• _Goal_
Pull out every line from the listing that has the word "Effective".

• _Exercise materials_
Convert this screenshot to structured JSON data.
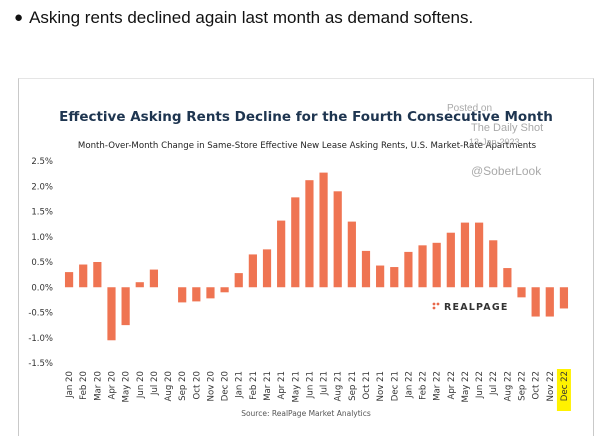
{
  "bullet": {
    "text": "Asking rents declined again last month as demand softens."
  },
  "watermarks": {
    "posted_on": "Posted on",
    "daily_shot": "The Daily Shot",
    "date": "13-Jan-2023",
    "handle": "@SoberLook"
  },
  "brand": {
    "name": "REALPAGE",
    "dots_color": "#e8684a"
  },
  "colors": {
    "bar": "#ef7452",
    "title": "#1e3550",
    "highlight": "#fff200"
  },
  "chart_data": {
    "type": "bar",
    "title": "Effective Asking Rents Decline for the Fourth Consecutive Month",
    "subtitle": "Month-Over-Month Change in Same-Store Effective New Lease Asking Rents, U.S. Market-Rate Apartments",
    "source": "Source: RealPage Market Analytics",
    "categories": [
      "Jan 20",
      "Feb 20",
      "Mar 20",
      "Apr 20",
      "May 20",
      "Jun 20",
      "Jul 20",
      "Aug 20",
      "Sep 20",
      "Oct 20",
      "Nov 20",
      "Dec 20",
      "Jan 21",
      "Feb 21",
      "Mar 21",
      "Apr 21",
      "May 21",
      "Jun 21",
      "Jul 21",
      "Aug 21",
      "Sep 21",
      "Oct 21",
      "Nov 21",
      "Dec 21",
      "Jan 22",
      "Feb 22",
      "Mar 22",
      "Apr 22",
      "May 22",
      "Jun 22",
      "Jul 22",
      "Aug 22",
      "Sep 22",
      "Oct 22",
      "Nov 22",
      "Dec 22"
    ],
    "values": [
      0.3,
      0.45,
      0.5,
      -1.05,
      -0.75,
      0.1,
      0.35,
      0.0,
      -0.3,
      -0.28,
      -0.22,
      -0.1,
      0.28,
      0.65,
      0.75,
      1.32,
      1.78,
      2.12,
      2.27,
      1.9,
      1.3,
      0.72,
      0.43,
      0.4,
      0.7,
      0.83,
      0.88,
      1.08,
      1.28,
      1.28,
      0.93,
      0.38,
      -0.2,
      -0.58,
      -0.58,
      -0.42
    ],
    "yticks": [
      "2.5%",
      "2.0%",
      "1.5%",
      "1.0%",
      "0.5%",
      "0.0%",
      "-0.5%",
      "-1.0%",
      "-1.5%"
    ],
    "ylim": [
      -1.5,
      2.5
    ],
    "highlighted_category": "Dec 22",
    "grid": false
  }
}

• _The result_
    "title": "Effective Asking Rents Decline for the Fourth Consecutive Month",
    "subtitle": "Month-Over-Month Change in Same-Store Effective New Lease Asking Rents, U.S. Market-Rate Apartments",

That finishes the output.